» **WHAT TO WORK ON**:
Omit the images, then print each record below exactly as it reads.

» **INPUT MATERIAL**:
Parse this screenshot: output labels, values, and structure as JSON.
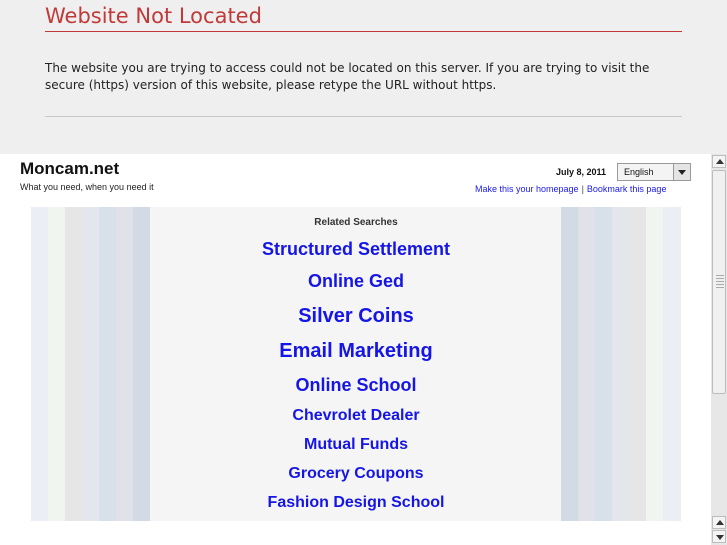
{
  "notice": {
    "title": "Website Not Located",
    "message": "The website you are trying to access could not be located on this server. If you are trying to visit the secure (https) version of this website, please retype the URL without https."
  },
  "site": {
    "name": "Moncam.net",
    "tagline": "What you need, when you need it",
    "date": "July 8, 2011",
    "language": "English",
    "make_homepage_link": "Make this your homepage",
    "separator": "|",
    "bookmark_link": "Bookmark this page"
  },
  "related": {
    "heading": "Related Searches",
    "items": [
      "Structured Settlement",
      "Online Ged",
      "Silver Coins",
      "Email Marketing",
      "Online School",
      "Chevrolet Dealer",
      "Mutual Funds",
      "Grocery Coupons",
      "Fashion Design School"
    ]
  },
  "colors": {
    "notice_red": "#c03a3a",
    "link_blue": "#1515e6",
    "stripe_palette": [
      "#e8eaf2",
      "#eef4ee",
      "#e2e2e2",
      "#dfe2ea",
      "#d5dde8",
      "#dcdde6",
      "#ced8e3"
    ]
  }
}
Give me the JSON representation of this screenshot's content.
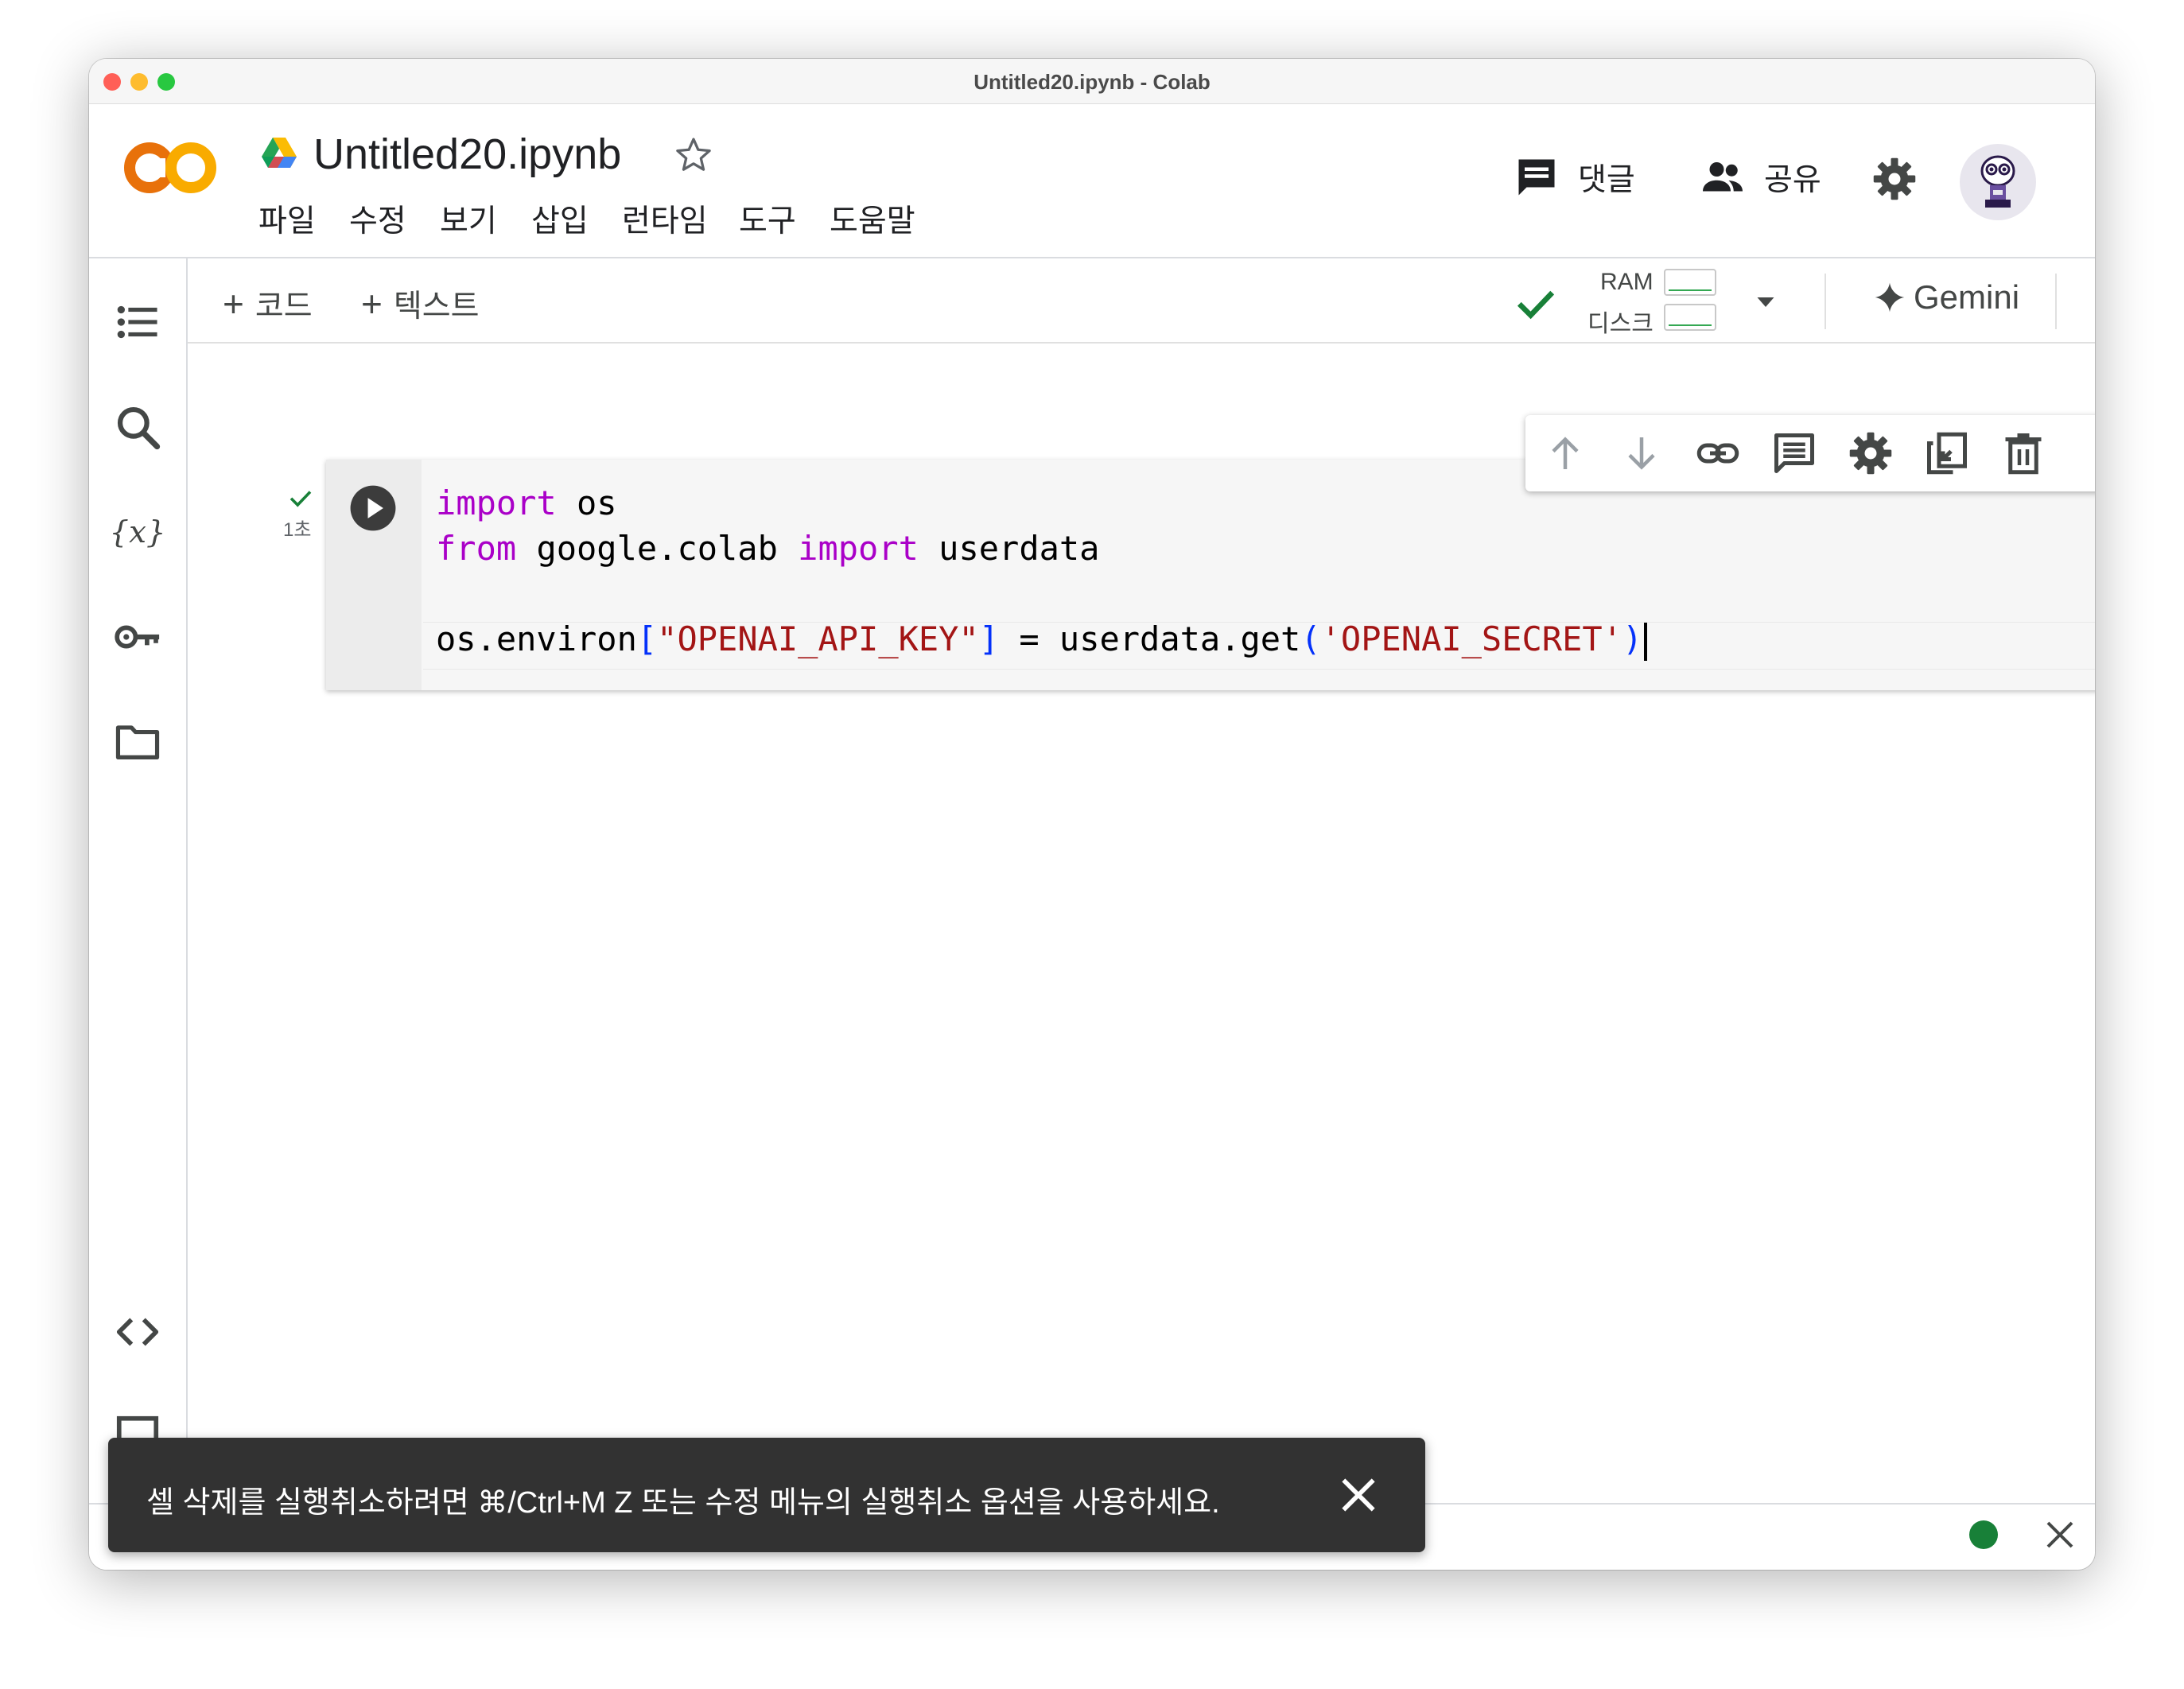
{
  "window": {
    "title": "Untitled20.ipynb - Colab"
  },
  "header": {
    "logo_text": "CO",
    "document_title": "Untitled20.ipynb",
    "menu": [
      "파일",
      "수정",
      "보기",
      "삽입",
      "런타임",
      "도구",
      "도움말"
    ],
    "comment_label": "댓글",
    "share_label": "공유"
  },
  "toolbar": {
    "add_code_label": "코드",
    "add_text_label": "텍스트",
    "ram_label": "RAM",
    "disk_label": "디스크",
    "gemini_label": "Gemini"
  },
  "cell": {
    "exec_time": "1초",
    "code_lines": [
      "import os",
      "from google.colab import userdata",
      "",
      "os.environ[\"OPENAI_API_KEY\"] = userdata.get('OPENAI_SECRET')"
    ],
    "tokens": {
      "kw_import": "import",
      "os": " os",
      "kw_from": "from",
      "google_colab": " google.colab ",
      "kw_import2": "import",
      "userdata": " userdata",
      "os_environ": "os.environ",
      "lbr": "[",
      "key_str": "\"OPENAI_API_KEY\"",
      "rbr": "]",
      "assign": " = userdata.get",
      "lpar": "(",
      "secret_str": "'OPENAI_SECRET'",
      "rpar": ")"
    }
  },
  "snackbar": {
    "message": "셀 삭제를 실행취소하려면 ⌘/Ctrl+M Z 또는 수정 메뉴의 실행취소 옵션을 사용하세요."
  },
  "colors": {
    "keyword": "#aa00c8",
    "string": "#a31515",
    "bracket": "#0431fa",
    "status_ok": "#188038",
    "logo_orange": "#f9ab00",
    "logo_dark_orange": "#e8710a"
  }
}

» **SOLUTION**:
Parse this screenshot: output labels, values, and structure as JSON.
{
  "notice": {
    "title": "Website Not Located",
    "message": "The website you are trying to access could not be located on this server. If you are trying to visit the secure (https) version of this website, please retype the URL without https."
  },
  "site": {
    "name": "Moncam.net",
    "tagline": "What you need, when you need it",
    "date": "July 8, 2011",
    "language": "English",
    "make_homepage_link": "Make this your homepage",
    "separator": "|",
    "bookmark_link": "Bookmark this page"
  },
  "related": {
    "heading": "Related Searches",
    "items": [
      "Structured Settlement",
      "Online Ged",
      "Silver Coins",
      "Email Marketing",
      "Online School",
      "Chevrolet Dealer",
      "Mutual Funds",
      "Grocery Coupons",
      "Fashion Design School"
    ]
  },
  "colors": {
    "notice_red": "#c03a3a",
    "link_blue": "#1515e6",
    "stripe_palette": [
      "#e8eaf2",
      "#eef4ee",
      "#e2e2e2",
      "#dfe2ea",
      "#d5dde8",
      "#dcdde6",
      "#ced8e3"
    ]
  }
}
Give me the JSON representation of this screenshot's content.
{
  "window": {
    "title": "Untitled20.ipynb - Colab"
  },
  "header": {
    "logo_text": "CO",
    "document_title": "Untitled20.ipynb",
    "menu": [
      "파일",
      "수정",
      "보기",
      "삽입",
      "런타임",
      "도구",
      "도움말"
    ],
    "comment_label": "댓글",
    "share_label": "공유"
  },
  "toolbar": {
    "add_code_label": "코드",
    "add_text_label": "텍스트",
    "ram_label": "RAM",
    "disk_label": "디스크",
    "gemini_label": "Gemini"
  },
  "cell": {
    "exec_time": "1초",
    "code_lines": [
      "import os",
      "from google.colab import userdata",
      "",
      "os.environ[\"OPENAI_API_KEY\"] = userdata.get('OPENAI_SECRET')"
    ],
    "tokens": {
      "kw_import": "import",
      "os": " os",
      "kw_from": "from",
      "google_colab": " google.colab ",
      "kw_import2": "import",
      "userdata": " userdata",
      "os_environ": "os.environ",
      "lbr": "[",
      "key_str": "\"OPENAI_API_KEY\"",
      "rbr": "]",
      "assign": " = userdata.get",
      "lpar": "(",
      "secret_str": "'OPENAI_SECRET'",
      "rpar": ")"
    }
  },
  "snackbar": {
    "message": "셀 삭제를 실행취소하려면 ⌘/Ctrl+M Z 또는 수정 메뉴의 실행취소 옵션을 사용하세요."
  },
  "colors": {
    "keyword": "#aa00c8",
    "string": "#a31515",
    "bracket": "#0431fa",
    "status_ok": "#188038",
    "logo_orange": "#f9ab00",
    "logo_dark_orange": "#e8710a"
  }
}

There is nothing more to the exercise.